* TASK REQUIREMENTS *
Extract each line of the material that follows exactly and omit its pictures.

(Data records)
------
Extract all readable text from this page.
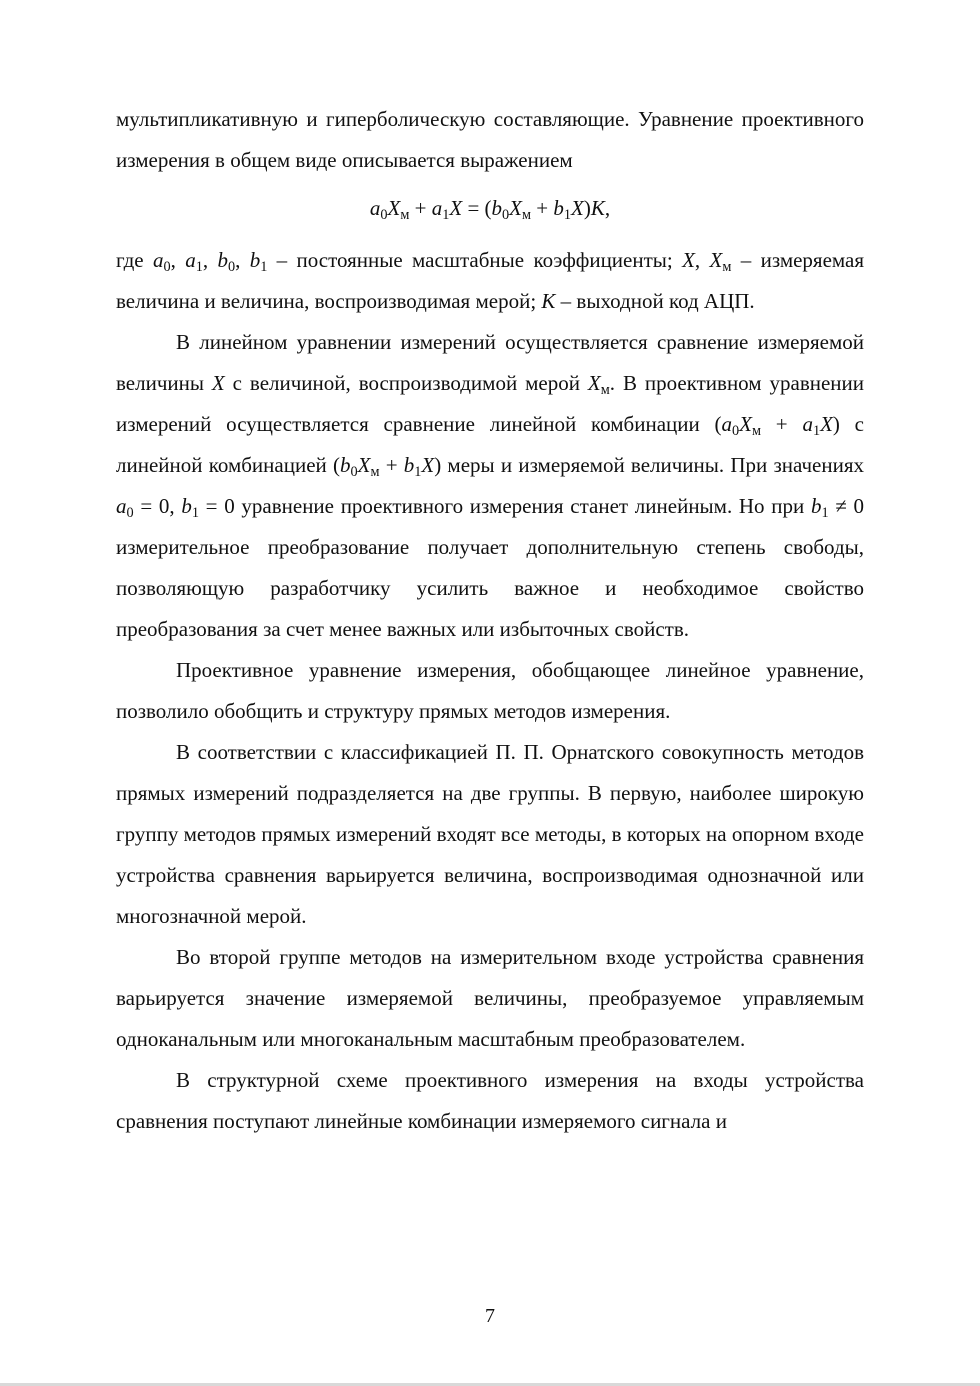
мультипликативную и гиперболическую составляющие. Уравнение проективного измерения в общем виде описывается выражением

$a_0X_м + a_1X = (b_0X_м + b_1X)K$,

где $a_0$, $a_1$, $b_0$, $b_1$ – постоянные масштабные коэффициенты; X, $X_м$ – измеряемая величина и величина, воспроизводимая мерой; K – выходной код АЦП.

В линейном уравнении измерений осуществляется сравнение измеряемой величины X с величиной, воспроизводимой мерой $X_м$. В проективном уравнении измерений осуществляется сравнение линейной комбинации $(a_0X_м + a_1X)$ с линейной комбинацией $(b_0X_м + b_1X)$ меры и измеряемой величины. При значениях $a_0 = 0$, $b_1 = 0$ уравнение проективного измерения станет линейным. Но при $b_1 \ne 0$ измерительное преобразование получает дополнительную степень свободы, позволяющую разработчику усилить важное и необходимое свойство преобразования за счет менее важных или избыточных свойств.

Проективное уравнение измерения, обобщающее линейное уравнение, позволило обобщить и структуру прямых методов измерения.

В соответствии с классификацией П. П. Орнатского совокупность методов прямых измерений подразделяется на две группы. В первую, наиболее широкую группу методов прямых измерений входят все методы, в которых на опорном входе устройства сравнения варьируется величина, воспроизводимая однозначной или многозначной мерой.

Во второй группе методов на измерительном входе устройства сравнения варьируется значение измеряемой величины, преобразуемое управляемым одноканальным или многоканальным масштабным преобразователем.

В структурной схеме проективного измерения на входы устройства сравнения поступают линейные комбинации измеряемого сигнала и

7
------
* THE ANSWER *
Extract all readable text from this page.
мультипликативную и гиперболическую составляющие. Уравнение проективного измерения в общем виде описывается выражением

$a_0X_м + a_1X = (b_0X_м + b_1X)K$,

где $a_0$, $a_1$, $b_0$, $b_1$ – постоянные масштабные коэффициенты; X, $X_м$ – измеряемая величина и величина, воспроизводимая мерой; K – выходной код АЦП.

В линейном уравнении измерений осуществляется сравнение измеряемой величины X с величиной, воспроизводимой мерой $X_м$. В проективном уравнении измерений осуществляется сравнение линейной комбинации $(a_0X_м + a_1X)$ с линейной комбинацией $(b_0X_м + b_1X)$ меры и измеряемой величины. При значениях $a_0 = 0$, $b_1 = 0$ уравнение проективного измерения станет линейным. Но при $b_1 \ne 0$ измерительное преобразование получает дополнительную степень свободы, позволяющую разработчику усилить важное и необходимое свойство преобразования за счет менее важных или избыточных свойств.

Проективное уравнение измерения, обобщающее линейное уравнение, позволило обобщить и структуру прямых методов измерения.

В соответствии с классификацией П. П. Орнатского совокупность методов прямых измерений подразделяется на две группы. В первую, наиболее широкую группу методов прямых измерений входят все методы, в которых на опорном входе устройства сравнения варьируется величина, воспроизводимая однозначной или многозначной мерой.

Во второй группе методов на измерительном входе устройства сравнения варьируется значение измеряемой величины, преобразуемое управляемым одноканальным или многоканальным масштабным преобразователем.

В структурной схеме проективного измерения на входы устройства сравнения поступают линейные комбинации измеряемого сигнала и

7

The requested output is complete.